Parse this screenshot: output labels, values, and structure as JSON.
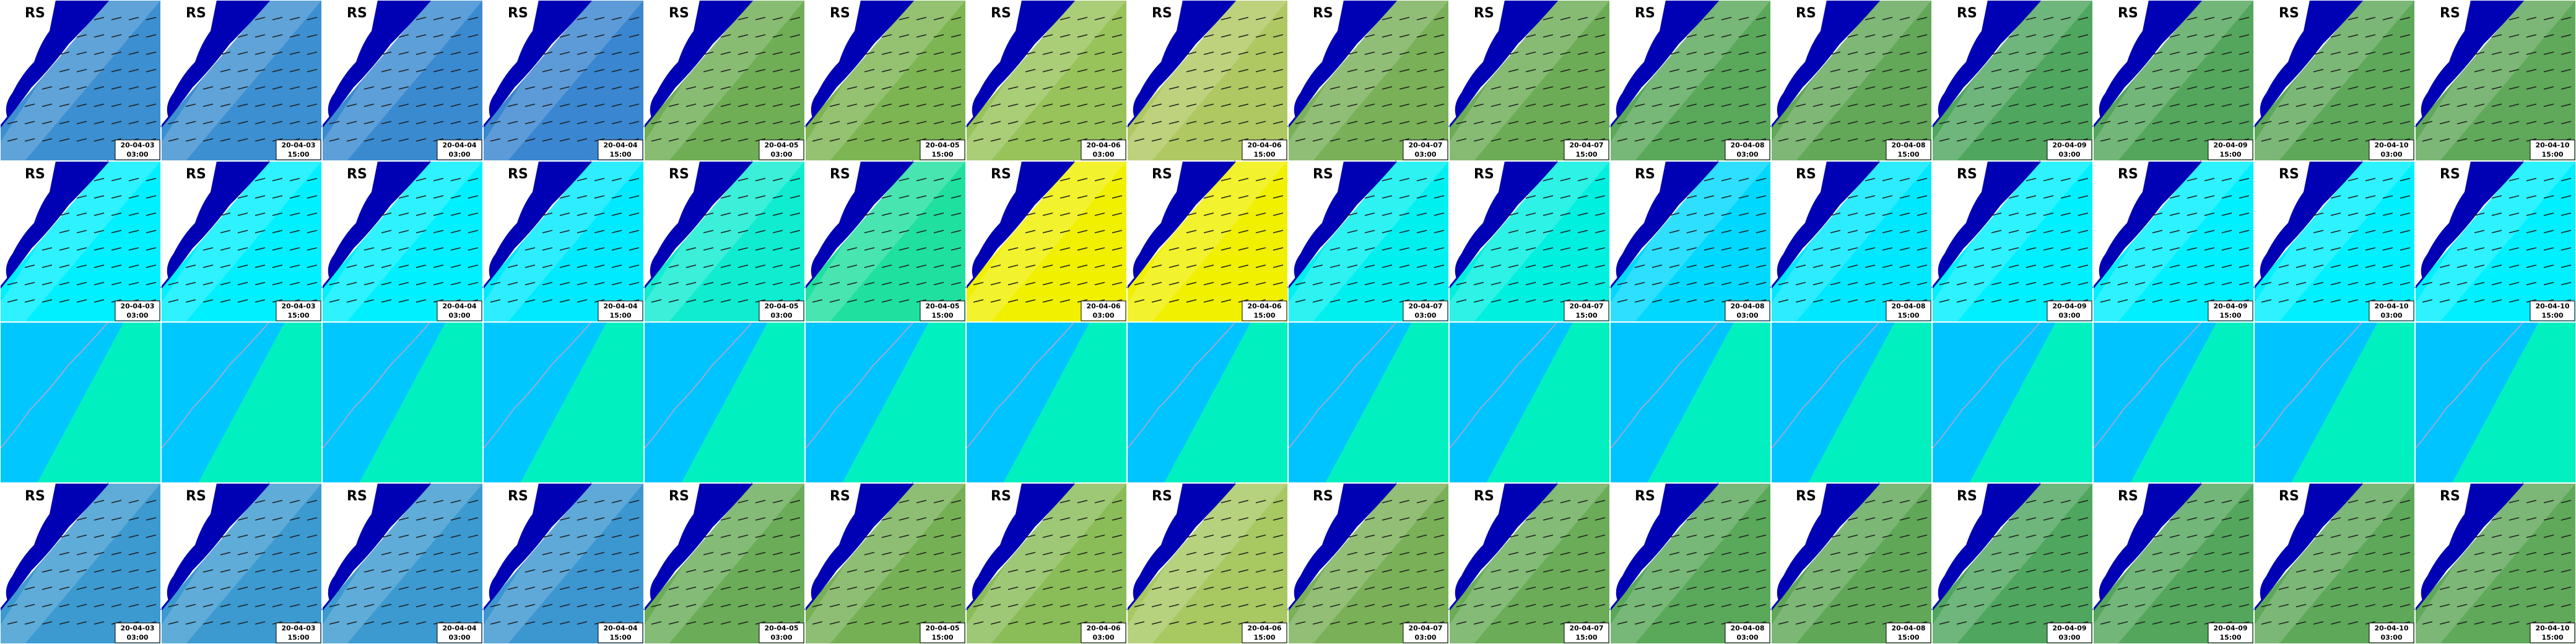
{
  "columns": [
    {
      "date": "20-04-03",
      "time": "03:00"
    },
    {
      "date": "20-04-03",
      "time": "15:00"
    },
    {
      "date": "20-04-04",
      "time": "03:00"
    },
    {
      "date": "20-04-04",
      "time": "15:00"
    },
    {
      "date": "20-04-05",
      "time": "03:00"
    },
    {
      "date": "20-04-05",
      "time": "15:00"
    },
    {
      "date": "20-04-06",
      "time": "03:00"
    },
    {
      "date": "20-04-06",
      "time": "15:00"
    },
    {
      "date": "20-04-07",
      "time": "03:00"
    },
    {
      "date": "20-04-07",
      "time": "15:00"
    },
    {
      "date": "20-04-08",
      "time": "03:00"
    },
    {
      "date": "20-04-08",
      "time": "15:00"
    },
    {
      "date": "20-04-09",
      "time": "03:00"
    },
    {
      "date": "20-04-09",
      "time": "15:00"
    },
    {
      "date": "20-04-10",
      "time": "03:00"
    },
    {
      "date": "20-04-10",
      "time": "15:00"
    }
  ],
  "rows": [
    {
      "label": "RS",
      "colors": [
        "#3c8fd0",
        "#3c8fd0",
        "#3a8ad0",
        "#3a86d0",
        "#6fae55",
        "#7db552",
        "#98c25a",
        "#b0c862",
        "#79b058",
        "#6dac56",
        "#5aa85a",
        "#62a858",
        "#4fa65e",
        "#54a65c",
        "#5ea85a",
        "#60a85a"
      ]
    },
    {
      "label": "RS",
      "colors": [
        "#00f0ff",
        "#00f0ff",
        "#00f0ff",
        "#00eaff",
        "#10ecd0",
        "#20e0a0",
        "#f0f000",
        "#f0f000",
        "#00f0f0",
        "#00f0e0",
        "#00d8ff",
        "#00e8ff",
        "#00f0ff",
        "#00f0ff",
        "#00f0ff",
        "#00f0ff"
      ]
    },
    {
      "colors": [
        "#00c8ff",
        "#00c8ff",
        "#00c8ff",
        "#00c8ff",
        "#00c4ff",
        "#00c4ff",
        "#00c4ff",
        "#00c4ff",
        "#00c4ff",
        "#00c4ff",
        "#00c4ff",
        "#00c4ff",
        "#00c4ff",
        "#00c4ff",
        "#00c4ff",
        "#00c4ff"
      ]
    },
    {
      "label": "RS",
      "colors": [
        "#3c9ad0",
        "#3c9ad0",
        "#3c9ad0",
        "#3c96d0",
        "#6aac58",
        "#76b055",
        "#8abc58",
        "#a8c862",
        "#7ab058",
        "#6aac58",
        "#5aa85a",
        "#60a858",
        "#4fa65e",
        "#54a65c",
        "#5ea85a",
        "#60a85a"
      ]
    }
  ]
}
────────────────────────────────────────
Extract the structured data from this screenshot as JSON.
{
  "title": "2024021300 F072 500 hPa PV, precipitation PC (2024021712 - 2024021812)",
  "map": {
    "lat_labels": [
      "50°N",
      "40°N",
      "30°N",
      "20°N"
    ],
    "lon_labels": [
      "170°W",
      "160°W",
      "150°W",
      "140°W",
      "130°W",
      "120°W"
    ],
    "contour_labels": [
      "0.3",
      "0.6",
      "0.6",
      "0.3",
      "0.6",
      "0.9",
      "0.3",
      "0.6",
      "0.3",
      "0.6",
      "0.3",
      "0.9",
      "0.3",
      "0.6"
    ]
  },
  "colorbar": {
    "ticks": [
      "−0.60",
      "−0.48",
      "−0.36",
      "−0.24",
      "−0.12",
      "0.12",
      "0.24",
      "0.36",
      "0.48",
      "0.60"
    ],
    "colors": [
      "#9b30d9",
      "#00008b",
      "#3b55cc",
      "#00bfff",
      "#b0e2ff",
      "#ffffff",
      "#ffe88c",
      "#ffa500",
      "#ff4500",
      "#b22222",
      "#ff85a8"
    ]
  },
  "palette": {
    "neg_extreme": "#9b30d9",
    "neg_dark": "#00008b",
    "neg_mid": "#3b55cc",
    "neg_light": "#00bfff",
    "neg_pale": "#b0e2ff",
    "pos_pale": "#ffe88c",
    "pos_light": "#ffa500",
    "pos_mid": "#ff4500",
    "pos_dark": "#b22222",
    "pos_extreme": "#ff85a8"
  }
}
────────────────────────────────────────
▸ WORK REQUIRED: For the listing above, give the number of lines in which the string "screenshot" occurs, and nothing else.

▸ EXERCISE RESULT: 2